--- START ---

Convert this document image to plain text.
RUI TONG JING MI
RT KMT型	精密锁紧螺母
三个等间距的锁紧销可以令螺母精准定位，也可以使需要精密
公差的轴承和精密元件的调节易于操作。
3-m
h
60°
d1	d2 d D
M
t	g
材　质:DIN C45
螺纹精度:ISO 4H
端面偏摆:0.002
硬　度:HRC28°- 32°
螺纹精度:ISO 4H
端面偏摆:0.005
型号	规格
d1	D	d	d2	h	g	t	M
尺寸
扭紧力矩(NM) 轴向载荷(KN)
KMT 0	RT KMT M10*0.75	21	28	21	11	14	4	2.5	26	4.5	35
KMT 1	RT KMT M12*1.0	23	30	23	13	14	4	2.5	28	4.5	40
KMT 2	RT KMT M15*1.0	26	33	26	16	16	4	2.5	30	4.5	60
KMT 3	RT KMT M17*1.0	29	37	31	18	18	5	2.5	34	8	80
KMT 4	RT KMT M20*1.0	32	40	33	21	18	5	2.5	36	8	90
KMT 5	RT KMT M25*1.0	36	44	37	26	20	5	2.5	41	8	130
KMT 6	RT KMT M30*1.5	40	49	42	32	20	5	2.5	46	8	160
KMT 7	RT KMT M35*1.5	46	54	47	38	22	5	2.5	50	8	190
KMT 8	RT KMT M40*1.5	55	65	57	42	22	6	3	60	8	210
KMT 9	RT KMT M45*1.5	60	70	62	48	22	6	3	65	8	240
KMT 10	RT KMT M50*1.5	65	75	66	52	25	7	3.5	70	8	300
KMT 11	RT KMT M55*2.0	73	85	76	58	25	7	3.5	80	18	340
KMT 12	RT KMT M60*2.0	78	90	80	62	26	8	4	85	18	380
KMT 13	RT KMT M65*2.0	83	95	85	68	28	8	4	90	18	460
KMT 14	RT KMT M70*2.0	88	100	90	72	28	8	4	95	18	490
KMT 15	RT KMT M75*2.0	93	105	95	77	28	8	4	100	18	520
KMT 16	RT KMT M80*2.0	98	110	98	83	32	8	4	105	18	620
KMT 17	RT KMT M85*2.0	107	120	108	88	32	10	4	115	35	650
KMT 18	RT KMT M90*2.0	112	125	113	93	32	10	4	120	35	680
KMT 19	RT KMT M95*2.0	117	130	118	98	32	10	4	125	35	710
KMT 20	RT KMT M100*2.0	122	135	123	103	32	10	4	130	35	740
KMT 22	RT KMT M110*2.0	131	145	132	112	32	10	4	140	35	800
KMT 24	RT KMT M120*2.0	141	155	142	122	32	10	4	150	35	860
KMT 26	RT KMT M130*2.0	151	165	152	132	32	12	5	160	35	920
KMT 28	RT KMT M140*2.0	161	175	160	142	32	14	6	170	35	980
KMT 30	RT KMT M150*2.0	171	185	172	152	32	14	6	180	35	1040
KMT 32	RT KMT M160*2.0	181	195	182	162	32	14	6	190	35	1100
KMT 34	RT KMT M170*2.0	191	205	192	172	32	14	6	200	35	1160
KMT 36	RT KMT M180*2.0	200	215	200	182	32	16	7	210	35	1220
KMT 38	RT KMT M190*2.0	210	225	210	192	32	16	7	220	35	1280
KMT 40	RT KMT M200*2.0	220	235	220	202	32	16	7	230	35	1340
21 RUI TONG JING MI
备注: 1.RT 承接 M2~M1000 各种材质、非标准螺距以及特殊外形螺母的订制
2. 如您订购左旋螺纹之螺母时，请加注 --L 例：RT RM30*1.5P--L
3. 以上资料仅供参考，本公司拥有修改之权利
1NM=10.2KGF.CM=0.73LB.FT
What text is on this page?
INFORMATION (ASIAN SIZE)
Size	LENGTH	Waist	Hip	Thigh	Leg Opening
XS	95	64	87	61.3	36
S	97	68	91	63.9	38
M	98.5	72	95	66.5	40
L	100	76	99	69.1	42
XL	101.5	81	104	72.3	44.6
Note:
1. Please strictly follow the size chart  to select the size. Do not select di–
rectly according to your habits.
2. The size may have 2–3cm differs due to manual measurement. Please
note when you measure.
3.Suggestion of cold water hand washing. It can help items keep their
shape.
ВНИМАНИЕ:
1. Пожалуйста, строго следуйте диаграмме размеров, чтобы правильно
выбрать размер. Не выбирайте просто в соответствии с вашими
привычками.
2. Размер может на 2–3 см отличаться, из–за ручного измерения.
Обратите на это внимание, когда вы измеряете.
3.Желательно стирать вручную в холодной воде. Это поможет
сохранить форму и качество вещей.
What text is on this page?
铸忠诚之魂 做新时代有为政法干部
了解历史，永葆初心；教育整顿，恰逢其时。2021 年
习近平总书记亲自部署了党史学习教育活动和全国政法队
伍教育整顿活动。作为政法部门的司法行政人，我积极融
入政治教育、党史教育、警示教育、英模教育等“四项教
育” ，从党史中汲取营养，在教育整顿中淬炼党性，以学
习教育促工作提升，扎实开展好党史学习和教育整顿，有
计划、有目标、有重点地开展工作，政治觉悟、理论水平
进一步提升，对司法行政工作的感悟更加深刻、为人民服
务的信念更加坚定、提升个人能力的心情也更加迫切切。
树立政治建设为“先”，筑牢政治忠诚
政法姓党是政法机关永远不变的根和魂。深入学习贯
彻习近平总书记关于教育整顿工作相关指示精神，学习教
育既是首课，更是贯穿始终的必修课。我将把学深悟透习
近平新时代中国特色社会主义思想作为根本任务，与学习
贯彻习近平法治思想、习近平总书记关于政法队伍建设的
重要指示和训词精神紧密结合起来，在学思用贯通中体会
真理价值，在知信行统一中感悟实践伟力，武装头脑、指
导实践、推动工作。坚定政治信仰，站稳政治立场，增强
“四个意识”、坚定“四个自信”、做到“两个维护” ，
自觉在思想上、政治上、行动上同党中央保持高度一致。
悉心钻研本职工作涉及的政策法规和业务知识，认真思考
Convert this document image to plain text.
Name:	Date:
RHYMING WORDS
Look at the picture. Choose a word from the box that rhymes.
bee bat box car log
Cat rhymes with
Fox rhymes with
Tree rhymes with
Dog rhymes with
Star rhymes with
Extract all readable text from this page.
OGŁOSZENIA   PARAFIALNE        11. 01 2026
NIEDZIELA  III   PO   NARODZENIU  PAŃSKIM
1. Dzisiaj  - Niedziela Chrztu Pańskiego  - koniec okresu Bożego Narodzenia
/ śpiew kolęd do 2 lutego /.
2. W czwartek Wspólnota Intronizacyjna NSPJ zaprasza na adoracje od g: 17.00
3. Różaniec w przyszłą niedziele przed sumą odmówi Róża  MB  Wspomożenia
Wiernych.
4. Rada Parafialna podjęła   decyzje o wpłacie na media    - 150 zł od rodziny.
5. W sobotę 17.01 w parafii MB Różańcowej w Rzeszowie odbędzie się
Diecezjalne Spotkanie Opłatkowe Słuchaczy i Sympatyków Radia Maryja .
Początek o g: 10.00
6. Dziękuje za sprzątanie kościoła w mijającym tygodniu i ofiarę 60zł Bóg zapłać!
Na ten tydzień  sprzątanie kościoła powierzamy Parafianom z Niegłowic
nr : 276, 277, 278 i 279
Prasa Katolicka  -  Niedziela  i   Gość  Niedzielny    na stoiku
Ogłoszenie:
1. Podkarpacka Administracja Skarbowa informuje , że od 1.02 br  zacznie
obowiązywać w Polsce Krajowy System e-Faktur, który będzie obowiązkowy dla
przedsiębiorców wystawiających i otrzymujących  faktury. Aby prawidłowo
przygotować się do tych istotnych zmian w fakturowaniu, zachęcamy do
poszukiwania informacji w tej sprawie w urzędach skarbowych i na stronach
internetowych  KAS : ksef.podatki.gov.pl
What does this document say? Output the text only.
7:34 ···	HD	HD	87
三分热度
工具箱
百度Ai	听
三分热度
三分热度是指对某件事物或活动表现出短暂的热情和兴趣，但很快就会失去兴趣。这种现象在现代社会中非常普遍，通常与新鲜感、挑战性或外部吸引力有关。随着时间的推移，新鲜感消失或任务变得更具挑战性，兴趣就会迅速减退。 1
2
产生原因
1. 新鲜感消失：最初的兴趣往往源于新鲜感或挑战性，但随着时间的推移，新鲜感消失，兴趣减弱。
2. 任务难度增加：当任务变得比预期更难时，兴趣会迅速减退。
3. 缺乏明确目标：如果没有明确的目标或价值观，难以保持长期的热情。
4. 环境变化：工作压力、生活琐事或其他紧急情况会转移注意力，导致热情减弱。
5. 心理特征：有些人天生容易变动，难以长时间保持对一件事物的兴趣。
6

--- END ---

Search the listing for the word "rhymes". Copy every line in which it occurs.

**Output of the exercise**
Look at the picture. Choose a word from the box that rhymes.
Cat rhymes with
Fox rhymes with
Tree rhymes with
Dog rhymes with
Star rhymes with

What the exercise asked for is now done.